▸ Written exercise 1
Please extract the wording of the Enūma Eliš passage from "Further expeditions by" to "early 20th century.", keeping it unchanged.
▸ Written exercise 2
In the Enūma Eliš passage, where was the earliest manuscript of the myth excavated?

New material contributing to the fourth and sixth tablets also further corroborated other elements of Berossus' account. The seventh tablet added by King was a praise of Marduk, using around fifty titles over more than one hundred lines of cuneiform. Thus King's composition of Enūma Eliš consisted of five parts: the birth of gods, legend of Ea and Apsu, Tiamat primeval serpent myth, account of creation, and finally a hymn to Marduk using his many titles. Importantly, tablets, both Assyrian and Babylonian, when possessing colophons had the number of the tablet inscribed.

Further expeditions by German researchers uncovered further tablet fragments (specifically tablet 1, 6, and 7) during the period 1902–1914. These works replaced Marduk with the Assyrian god Ashur; additional important sources for tablets 1 and 6, and tablet 7 were discovered by expeditions in 1924–25 and 1928–29 respectively. The Ashur texts uncovered by the Germans necessitated some corrections: it was Kingu, not Marduk, who was killed and whose blood made men. These discoveries were further supplemented by purchases from antiquity dealers. As a result, by the mid 20th century most of the text of the work was known, with the exception of tablet 5. These further discoveries were complemented by a stream of publications and translations in the early 20th century.

In the 21st century, the text remains a subject of active research, analysis, and discussion. Significant publications include: The Standard Babylonian Creation Myth Enūma Eliš (Talon 2005); Das Babylonische Weltschöpfungsepos Enuma Elis (Kämmerer & Metzler 2012); Babylonian Creation Myths (Lambert 2013); enūma eliš: Weg zu einer globalen Weltordnung (Gabriel 2014); and other works still.

=== Date ===

The earliest manuscript of the myth was excavated from Assur and dated to the 9th century BCE, though may have been recited as part of oral tradition prior to this date.

While it used to be viewed that Enuma Elish was composed in the reign of Hammurabi, most scholars now believe it is unlikely and accept a dating to the Second Dynasty of Isin. During the Old Babylonian period, Marduk was not the pantheon head, appearing instead as the mediator between the great gods and Hammurabi, and there is no evidence that Hammurabi or his successors promoted Marduk at the expense of the other gods. It was during the Second Dynasty of Isin that Marduk started to be referred to as the king of the gods, with the return of the statue of Marduk from Elam by Nebuchadnezzar I. Sommerfield's suggestion that Enuma Elish should be dated instead to the Kassite period, was countered by Lambert, but the god list An = Anum does give the number 50, which traditionally belongs to Enlil, to Marduk. Dalley still proposes that Enuma Elish was written during the Old Babylonian Period, but other scholars find her proposal unlikely.

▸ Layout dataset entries
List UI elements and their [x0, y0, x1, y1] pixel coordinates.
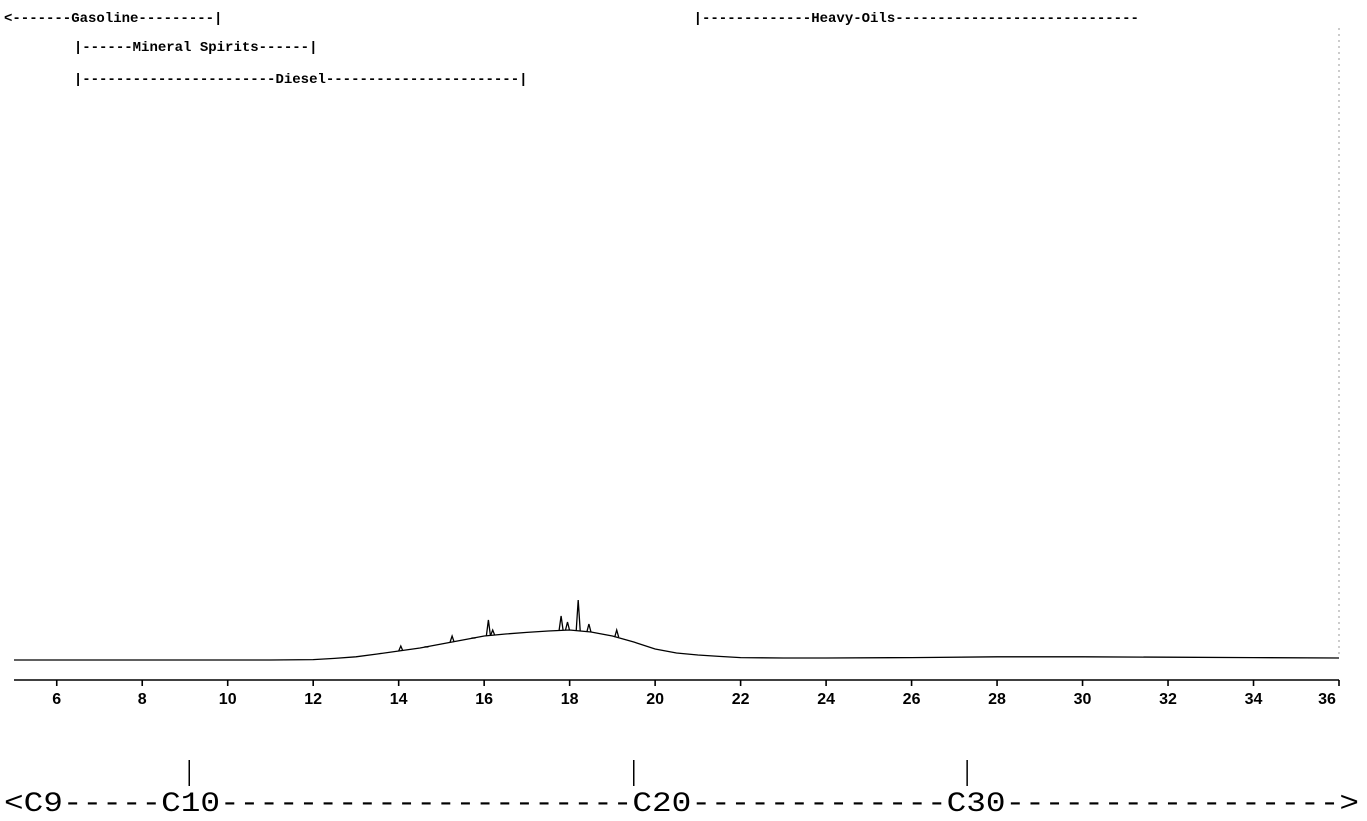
x-tick-label: 26	[903, 691, 921, 708]
x-tick-label: 6	[52, 691, 61, 708]
chromatogram-trace	[14, 629, 1340, 661]
carbon-number-scale: <C9-----C10---------------------C20-----…	[4, 789, 1359, 820]
x-tick-label: 34	[1245, 691, 1263, 708]
x-tick-label: 32	[1159, 691, 1177, 708]
x-tick-label: 8	[138, 691, 147, 708]
carbon-marker-group	[188, 760, 968, 786]
gasoline-range-label: <-------Gasoline---------|	[4, 11, 222, 27]
peak-mark	[586, 623, 592, 632]
x-tick-label: 22	[732, 691, 750, 708]
x-tick-group: 6 8 10 12 14 16 18 20 22 24 26 28 30 32 34 36	[52, 680, 1340, 708]
x-tick-label: 18	[561, 691, 579, 708]
peak-mark	[558, 615, 564, 631]
peak-mark	[564, 621, 571, 631]
peak-mark	[398, 644, 404, 651]
peak-mark	[614, 627, 620, 638]
mineral-spirits-range-label: |------Mineral Spirits------|	[74, 40, 318, 56]
x-tick-label: 16	[475, 691, 493, 708]
x-tick-label: 10	[219, 691, 237, 708]
heavy-oils-range-label: |-------------Heavy-Oils----------------…	[694, 11, 1139, 27]
peak-mark	[449, 633, 455, 643]
x-tick-label: 14	[390, 691, 408, 708]
x-tick-label: 28	[988, 691, 1006, 708]
peak-mark	[575, 599, 581, 631]
x-tick-label: 36	[1318, 691, 1336, 708]
x-tick-label: 12	[304, 691, 322, 708]
peak-mark	[490, 628, 496, 636]
range-labels: <-------Gasoline---------| |------------…	[4, 11, 1139, 88]
peak-mark	[485, 619, 492, 636]
x-tick-label: 20	[646, 691, 664, 708]
x-tick-label: 30	[1074, 691, 1092, 708]
x-tick-label: 24	[817, 691, 835, 708]
diesel-range-label: |-----------------------Diesel----------…	[74, 72, 528, 88]
peak-group	[398, 599, 620, 651]
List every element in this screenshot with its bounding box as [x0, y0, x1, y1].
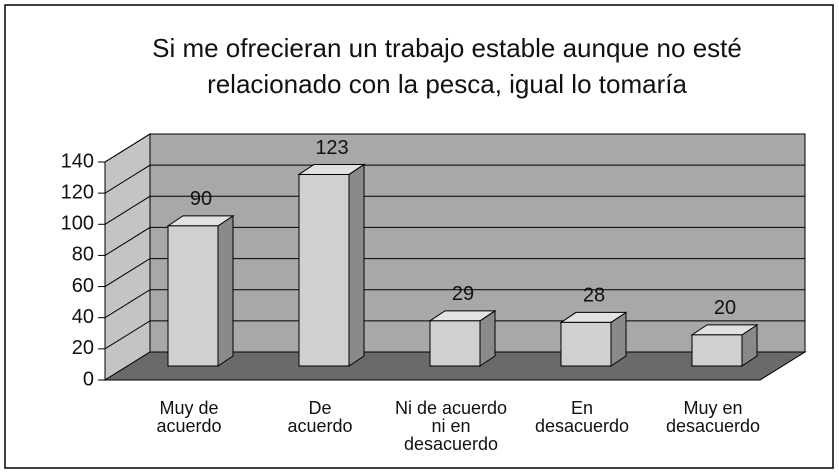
x-tick-label: Muy de: [159, 398, 218, 418]
y-tick-label: 120: [61, 181, 94, 203]
chart-title: Si me ofrecieran un trabajo estable aunq…: [152, 33, 742, 63]
grid-line: [104, 133, 805, 163]
grid-line: [104, 258, 805, 287]
grid-line: [104, 164, 805, 194]
x-tick-label: desacuerdo: [666, 416, 760, 436]
bar: [560, 321, 612, 367]
grid-line: [104, 195, 805, 225]
x-tick-label: Muy en: [683, 398, 742, 418]
value-label: 123: [315, 137, 348, 159]
x-tick-label: desacuerdo: [404, 434, 498, 454]
bar-side: [348, 163, 365, 367]
y-tick-label: 80: [72, 244, 94, 266]
bar-side: [217, 214, 234, 367]
y-tick-label: 40: [72, 306, 94, 328]
y-tick-label: 100: [61, 213, 94, 235]
grid-line: [104, 289, 805, 319]
bar: [167, 225, 219, 367]
value-label: 90: [190, 188, 212, 210]
chart-title: relacionado con la pesca, igual lo tomar…: [207, 69, 687, 99]
grid-line: [104, 226, 805, 256]
y-tick-label: 140: [61, 150, 94, 172]
y-tick-label: 60: [72, 275, 94, 297]
x-tick-label: ni en: [431, 416, 470, 436]
y-tick-label: 20: [72, 337, 94, 359]
bar: [429, 320, 481, 367]
x-tick-label: De: [308, 398, 331, 418]
x-tick-label: acuerdo: [156, 416, 221, 436]
bar: [691, 334, 743, 367]
left-wall: [104, 133, 151, 381]
value-label: 28: [583, 285, 605, 307]
bar: [298, 173, 350, 367]
x-tick-label: Ni de acuerdo: [395, 398, 507, 418]
x-tick-label: desacuerdo: [535, 416, 629, 436]
y-tick-label: 0: [83, 368, 94, 390]
x-tick-label: En: [571, 398, 593, 418]
value-label: 20: [714, 297, 736, 319]
value-label: 29: [452, 283, 474, 305]
x-tick-label: acuerdo: [287, 416, 352, 436]
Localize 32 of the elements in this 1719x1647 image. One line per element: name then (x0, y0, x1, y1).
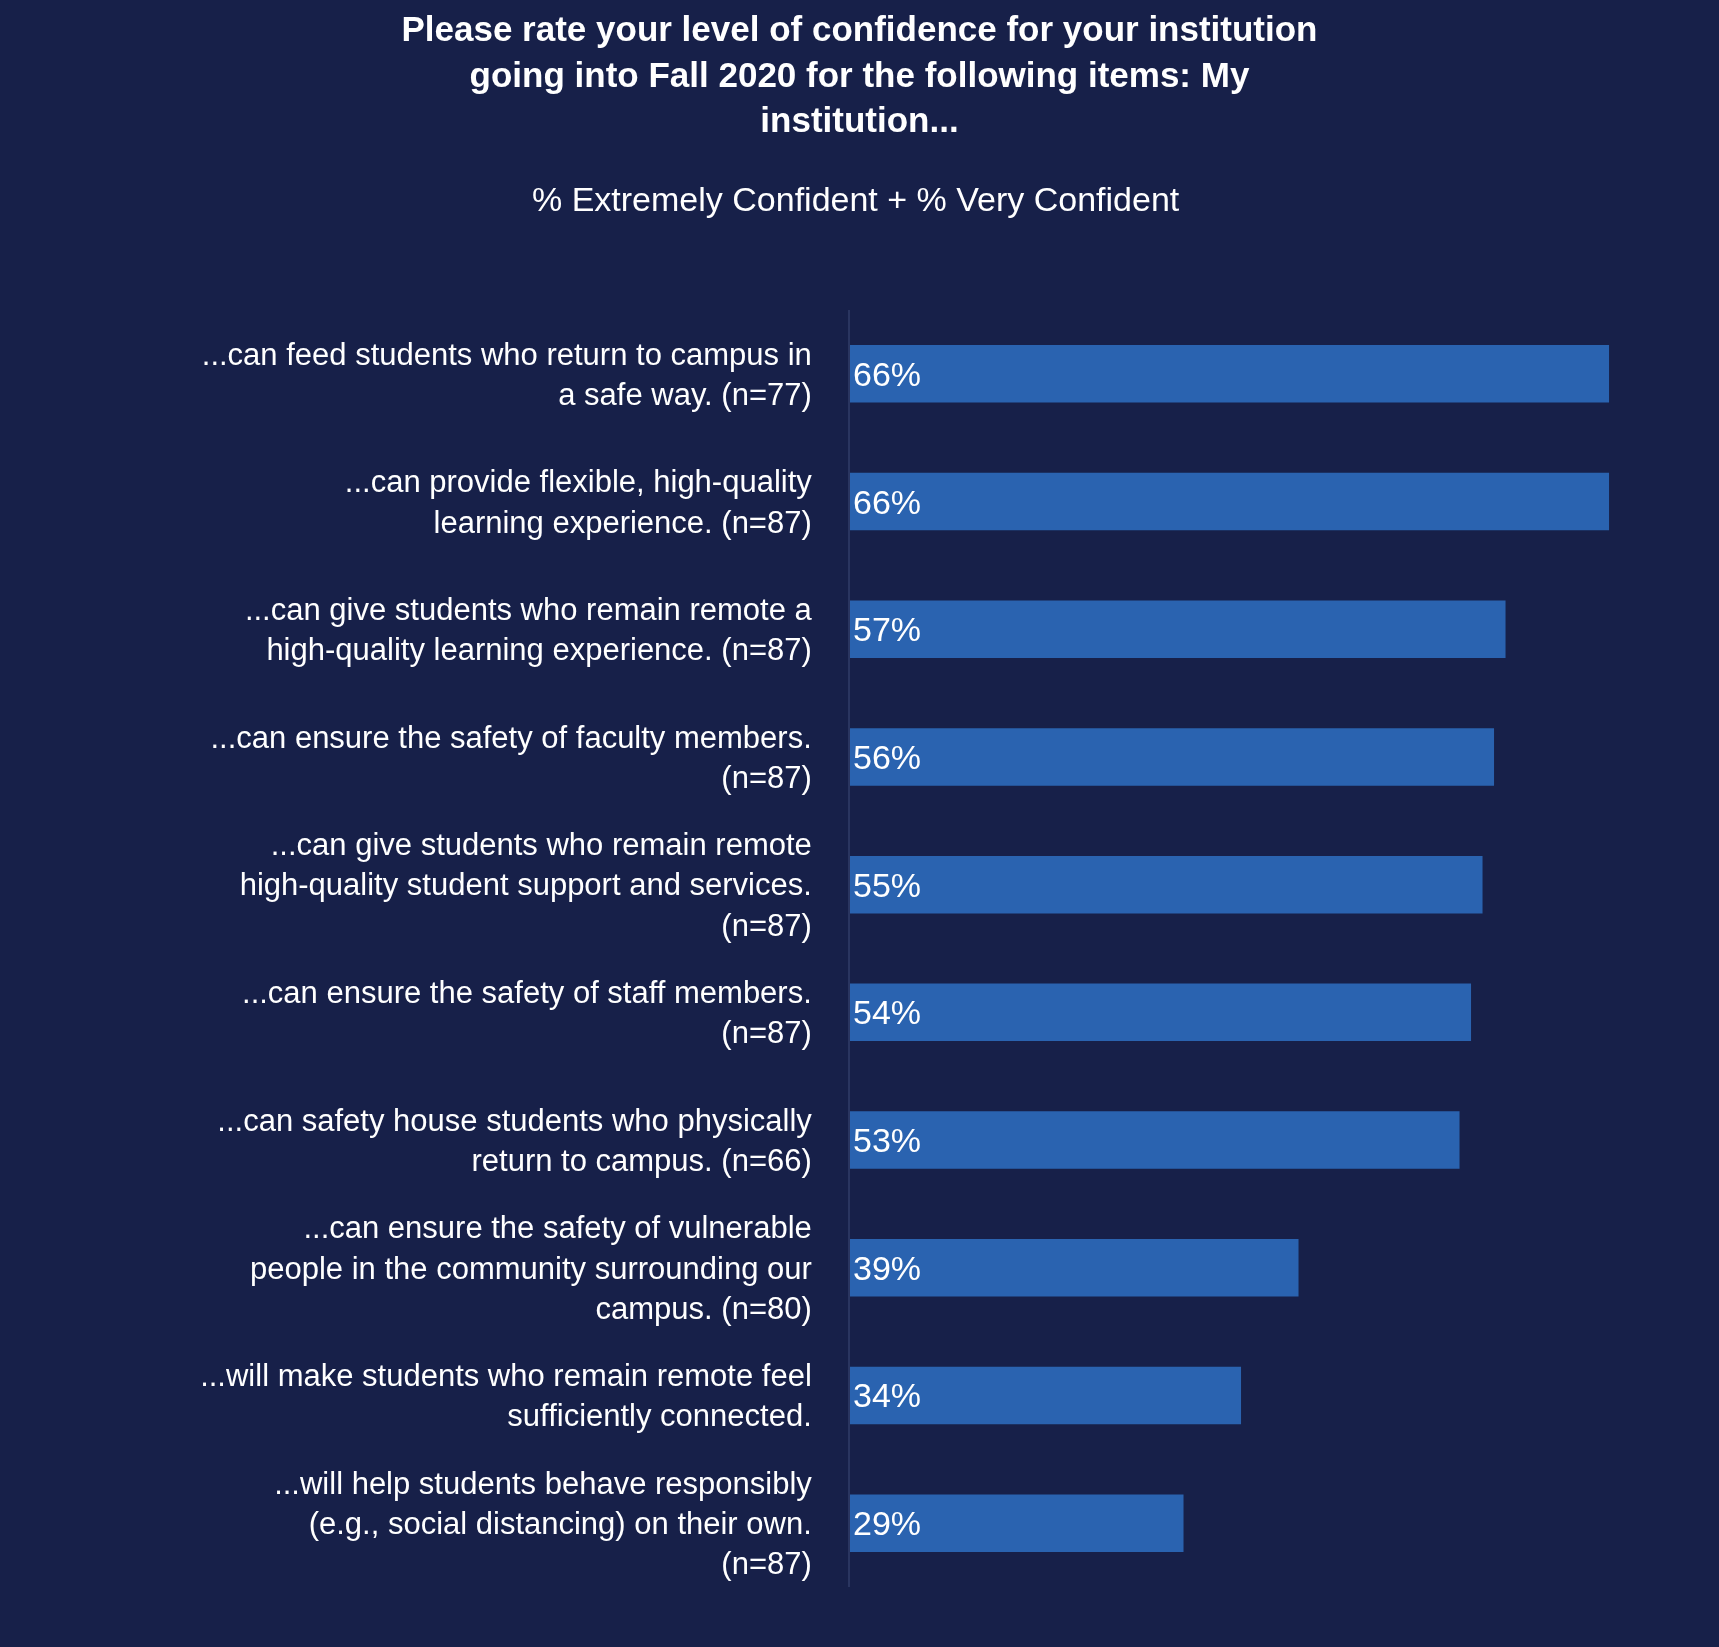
data-label: 66% (853, 354, 922, 393)
bar (850, 600, 1506, 658)
bar (850, 728, 1495, 786)
y-tick-label: ...can safety house students who physically return to campus. (n=66) (217, 1102, 813, 1179)
data-label: 39% (853, 1248, 922, 1287)
y-tick-label: ...will make students who remain remote feel sufficiently connected. (200, 1358, 812, 1434)
bar (850, 1494, 1184, 1552)
chart-title: Please rate your level of confidence for your institution going into Fall 2020 for the following items: My institution... (401, 9, 1318, 140)
data-label: 57% (853, 610, 922, 649)
y-tick-label: ...can give students who remain remote high-quality student support and services. (n=87) (239, 827, 812, 943)
y-tick-label: ...can provide flexible, high-quality learning experience. (n=87) (344, 464, 813, 540)
data-label: 66% (853, 482, 922, 521)
bar (850, 345, 1610, 403)
bar (850, 1239, 1299, 1297)
data-label: 56% (853, 737, 922, 776)
y-tick-label: ...can ensure the safety of staff members. (n=87) (242, 975, 812, 1051)
bar (850, 855, 1483, 914)
y-tick-label: ...can feed students who return to campus in a safe way. (n=77) (201, 336, 812, 412)
data-label: 34% (853, 1376, 922, 1415)
bar (850, 1366, 1242, 1425)
y-tick-label: ...can ensure the safety of vulnerable people in the community surrounding our campus. (n=80) (250, 1210, 812, 1326)
y-tick-label: ...can give students who remain remote a high-quality learning experience. (n=87) (244, 591, 813, 668)
data-label: 29% (853, 1504, 922, 1543)
y-tick-label: ...can ensure the safety of faculty members. (n=87) (210, 719, 812, 795)
bar (850, 472, 1610, 531)
bar (850, 983, 1472, 1042)
bar (850, 1111, 1460, 1169)
data-label: 55% (853, 865, 922, 904)
y-tick-label: ...will help students behave responsibly (e.g., social distancing) on their own. (n=87) (274, 1465, 813, 1582)
data-label: 54% (853, 993, 922, 1032)
data-label: 53% (853, 1121, 922, 1160)
chart-subtitle: % Extremely Confident + % Very Confident (532, 180, 1180, 218)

▸ Written response 1
Further expeditions by German researchers uncovered further tablet fragments (specifically tablet 1, 6, and 7) during the period 1902–1914. These works replaced Marduk with the Assyrian god Ashur; additional important sources for tablets 1 and 6, and tablet 7 were discovered by expeditions in 1924–25 and 1928–29 respectively. The Ashur texts uncovered by the Germans necessitated some corrections: it was Kingu, not Marduk, who was killed and whose blood made men. These discoveries were further supplemented by purchases from antiquity dealers. As a result, by the mid 20th century most of the text of the work was known, with the exception of tablet 5. These further discoveries were complemented by a stream of publications and translations in the early 20th century.

▸ Written response 2
Assur.